• **WHAT YOU WILL DO**
Gather up all lines that carry the word "льва".

• **RECORDED INFORMATION**
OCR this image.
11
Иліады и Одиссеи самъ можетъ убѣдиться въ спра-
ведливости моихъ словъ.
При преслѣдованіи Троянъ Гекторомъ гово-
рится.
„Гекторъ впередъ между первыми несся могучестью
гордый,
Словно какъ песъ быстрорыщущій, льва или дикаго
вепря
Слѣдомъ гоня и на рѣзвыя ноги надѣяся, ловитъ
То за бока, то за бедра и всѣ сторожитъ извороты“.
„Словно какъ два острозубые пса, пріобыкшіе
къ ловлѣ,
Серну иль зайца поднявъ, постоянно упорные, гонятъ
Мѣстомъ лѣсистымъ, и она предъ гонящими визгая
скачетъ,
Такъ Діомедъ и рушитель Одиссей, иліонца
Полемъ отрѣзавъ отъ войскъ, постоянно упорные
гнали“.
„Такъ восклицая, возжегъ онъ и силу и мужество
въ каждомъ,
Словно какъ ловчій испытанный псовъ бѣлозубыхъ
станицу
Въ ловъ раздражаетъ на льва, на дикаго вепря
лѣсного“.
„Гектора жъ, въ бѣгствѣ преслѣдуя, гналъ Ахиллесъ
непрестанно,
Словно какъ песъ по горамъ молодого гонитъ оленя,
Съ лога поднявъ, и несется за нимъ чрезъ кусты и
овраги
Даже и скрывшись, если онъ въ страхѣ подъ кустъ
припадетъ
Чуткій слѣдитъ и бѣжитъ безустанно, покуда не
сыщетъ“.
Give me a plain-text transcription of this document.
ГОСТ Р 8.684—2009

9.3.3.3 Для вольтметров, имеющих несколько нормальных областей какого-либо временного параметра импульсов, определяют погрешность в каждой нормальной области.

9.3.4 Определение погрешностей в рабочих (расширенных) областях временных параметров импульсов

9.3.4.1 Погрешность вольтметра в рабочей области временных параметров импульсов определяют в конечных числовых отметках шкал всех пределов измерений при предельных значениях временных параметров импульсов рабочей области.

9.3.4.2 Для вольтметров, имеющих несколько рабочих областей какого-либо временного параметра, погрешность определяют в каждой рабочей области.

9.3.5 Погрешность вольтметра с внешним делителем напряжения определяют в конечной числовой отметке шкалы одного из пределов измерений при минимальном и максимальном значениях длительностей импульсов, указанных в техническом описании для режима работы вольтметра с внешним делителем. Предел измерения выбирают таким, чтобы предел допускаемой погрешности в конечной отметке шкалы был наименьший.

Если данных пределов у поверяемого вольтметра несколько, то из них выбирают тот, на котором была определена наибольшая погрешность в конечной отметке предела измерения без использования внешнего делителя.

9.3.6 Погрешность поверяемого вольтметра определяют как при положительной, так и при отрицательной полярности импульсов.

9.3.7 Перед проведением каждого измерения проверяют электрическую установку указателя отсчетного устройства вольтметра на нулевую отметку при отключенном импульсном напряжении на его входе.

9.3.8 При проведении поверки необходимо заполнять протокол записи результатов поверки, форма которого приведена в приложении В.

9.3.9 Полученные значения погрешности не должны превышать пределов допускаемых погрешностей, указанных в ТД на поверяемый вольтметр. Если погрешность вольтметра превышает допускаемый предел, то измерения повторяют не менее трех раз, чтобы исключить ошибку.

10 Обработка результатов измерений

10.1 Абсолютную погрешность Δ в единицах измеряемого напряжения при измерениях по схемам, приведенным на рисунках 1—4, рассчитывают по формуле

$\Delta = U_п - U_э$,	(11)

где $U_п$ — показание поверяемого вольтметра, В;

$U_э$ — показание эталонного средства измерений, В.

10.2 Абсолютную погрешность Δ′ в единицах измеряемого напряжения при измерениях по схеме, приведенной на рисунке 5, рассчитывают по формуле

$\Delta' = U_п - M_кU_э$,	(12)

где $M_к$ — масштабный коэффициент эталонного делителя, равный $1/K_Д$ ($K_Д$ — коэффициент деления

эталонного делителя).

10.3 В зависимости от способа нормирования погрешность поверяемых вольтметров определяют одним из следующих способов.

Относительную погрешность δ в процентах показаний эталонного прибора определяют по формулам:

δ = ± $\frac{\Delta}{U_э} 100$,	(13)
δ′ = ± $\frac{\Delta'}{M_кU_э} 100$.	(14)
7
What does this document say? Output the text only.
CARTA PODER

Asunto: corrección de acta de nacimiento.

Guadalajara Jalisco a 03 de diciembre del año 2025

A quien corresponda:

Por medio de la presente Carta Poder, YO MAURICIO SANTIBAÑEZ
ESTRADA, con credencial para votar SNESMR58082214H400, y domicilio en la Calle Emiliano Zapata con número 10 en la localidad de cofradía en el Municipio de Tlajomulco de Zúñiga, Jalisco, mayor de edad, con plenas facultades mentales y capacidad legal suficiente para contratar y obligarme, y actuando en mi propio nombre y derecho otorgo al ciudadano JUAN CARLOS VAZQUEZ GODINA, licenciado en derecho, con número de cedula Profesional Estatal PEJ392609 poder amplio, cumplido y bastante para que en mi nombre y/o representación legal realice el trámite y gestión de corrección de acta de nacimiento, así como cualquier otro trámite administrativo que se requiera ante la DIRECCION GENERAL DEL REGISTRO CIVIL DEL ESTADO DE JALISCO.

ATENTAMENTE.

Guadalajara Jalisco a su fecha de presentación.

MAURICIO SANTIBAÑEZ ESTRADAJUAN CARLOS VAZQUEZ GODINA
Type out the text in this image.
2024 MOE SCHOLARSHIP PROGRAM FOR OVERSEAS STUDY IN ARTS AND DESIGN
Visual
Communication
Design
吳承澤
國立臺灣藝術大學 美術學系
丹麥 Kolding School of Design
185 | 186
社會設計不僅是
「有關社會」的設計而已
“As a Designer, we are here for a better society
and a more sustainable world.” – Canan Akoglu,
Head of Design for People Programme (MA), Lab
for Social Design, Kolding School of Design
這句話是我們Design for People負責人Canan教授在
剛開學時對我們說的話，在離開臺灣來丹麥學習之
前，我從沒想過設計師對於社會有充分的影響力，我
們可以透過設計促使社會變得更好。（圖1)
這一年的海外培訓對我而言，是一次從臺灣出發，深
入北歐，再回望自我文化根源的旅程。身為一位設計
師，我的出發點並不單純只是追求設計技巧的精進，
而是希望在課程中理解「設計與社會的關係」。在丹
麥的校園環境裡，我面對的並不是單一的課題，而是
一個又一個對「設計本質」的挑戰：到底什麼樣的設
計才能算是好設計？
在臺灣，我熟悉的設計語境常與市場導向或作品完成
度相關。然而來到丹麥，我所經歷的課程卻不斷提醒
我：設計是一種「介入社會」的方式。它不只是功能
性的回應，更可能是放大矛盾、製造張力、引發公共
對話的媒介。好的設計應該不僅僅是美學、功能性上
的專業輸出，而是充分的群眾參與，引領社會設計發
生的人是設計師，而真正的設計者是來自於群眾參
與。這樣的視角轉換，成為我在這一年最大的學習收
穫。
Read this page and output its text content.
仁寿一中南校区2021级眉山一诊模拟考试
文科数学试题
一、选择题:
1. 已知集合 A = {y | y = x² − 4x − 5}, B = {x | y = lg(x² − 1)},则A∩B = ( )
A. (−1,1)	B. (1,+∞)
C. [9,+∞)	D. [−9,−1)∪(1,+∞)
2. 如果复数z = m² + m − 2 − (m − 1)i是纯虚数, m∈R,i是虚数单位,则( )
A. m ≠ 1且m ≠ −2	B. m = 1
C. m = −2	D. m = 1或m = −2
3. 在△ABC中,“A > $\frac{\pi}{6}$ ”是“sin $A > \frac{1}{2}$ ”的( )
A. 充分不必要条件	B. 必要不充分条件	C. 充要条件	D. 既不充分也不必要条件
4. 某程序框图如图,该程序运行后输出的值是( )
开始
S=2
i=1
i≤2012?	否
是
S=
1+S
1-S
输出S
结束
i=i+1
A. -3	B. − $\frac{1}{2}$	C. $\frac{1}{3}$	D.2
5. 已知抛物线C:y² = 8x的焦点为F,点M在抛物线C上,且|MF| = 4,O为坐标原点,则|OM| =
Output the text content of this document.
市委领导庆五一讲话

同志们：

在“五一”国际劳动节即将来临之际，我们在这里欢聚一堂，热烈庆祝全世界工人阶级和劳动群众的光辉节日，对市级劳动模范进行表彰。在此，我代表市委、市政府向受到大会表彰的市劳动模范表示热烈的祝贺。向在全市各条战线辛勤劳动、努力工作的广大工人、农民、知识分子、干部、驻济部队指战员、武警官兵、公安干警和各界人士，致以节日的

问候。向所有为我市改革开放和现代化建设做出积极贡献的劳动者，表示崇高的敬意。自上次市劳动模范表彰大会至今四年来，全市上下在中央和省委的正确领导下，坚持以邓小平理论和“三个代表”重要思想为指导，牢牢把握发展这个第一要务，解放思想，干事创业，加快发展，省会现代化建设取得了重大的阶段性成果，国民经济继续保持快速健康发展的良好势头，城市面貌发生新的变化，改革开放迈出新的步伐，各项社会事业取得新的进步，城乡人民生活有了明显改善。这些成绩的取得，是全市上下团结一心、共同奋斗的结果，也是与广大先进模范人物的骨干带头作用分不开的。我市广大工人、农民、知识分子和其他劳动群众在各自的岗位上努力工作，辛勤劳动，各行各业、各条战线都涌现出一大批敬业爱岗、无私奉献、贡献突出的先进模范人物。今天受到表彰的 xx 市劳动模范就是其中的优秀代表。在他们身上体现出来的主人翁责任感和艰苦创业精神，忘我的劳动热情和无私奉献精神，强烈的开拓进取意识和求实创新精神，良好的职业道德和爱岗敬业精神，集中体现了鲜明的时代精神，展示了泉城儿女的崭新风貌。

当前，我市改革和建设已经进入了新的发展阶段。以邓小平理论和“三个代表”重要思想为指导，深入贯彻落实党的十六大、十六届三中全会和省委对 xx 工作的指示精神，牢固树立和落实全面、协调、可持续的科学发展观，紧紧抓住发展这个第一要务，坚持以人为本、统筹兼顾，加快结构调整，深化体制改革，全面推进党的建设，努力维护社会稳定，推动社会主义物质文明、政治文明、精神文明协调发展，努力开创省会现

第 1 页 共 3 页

• **TASK ANSWER**
Словно какъ песъ быстрорыщущій, льва или дикаго
Въ ловъ раздражаетъ на льва, на дикаго вепря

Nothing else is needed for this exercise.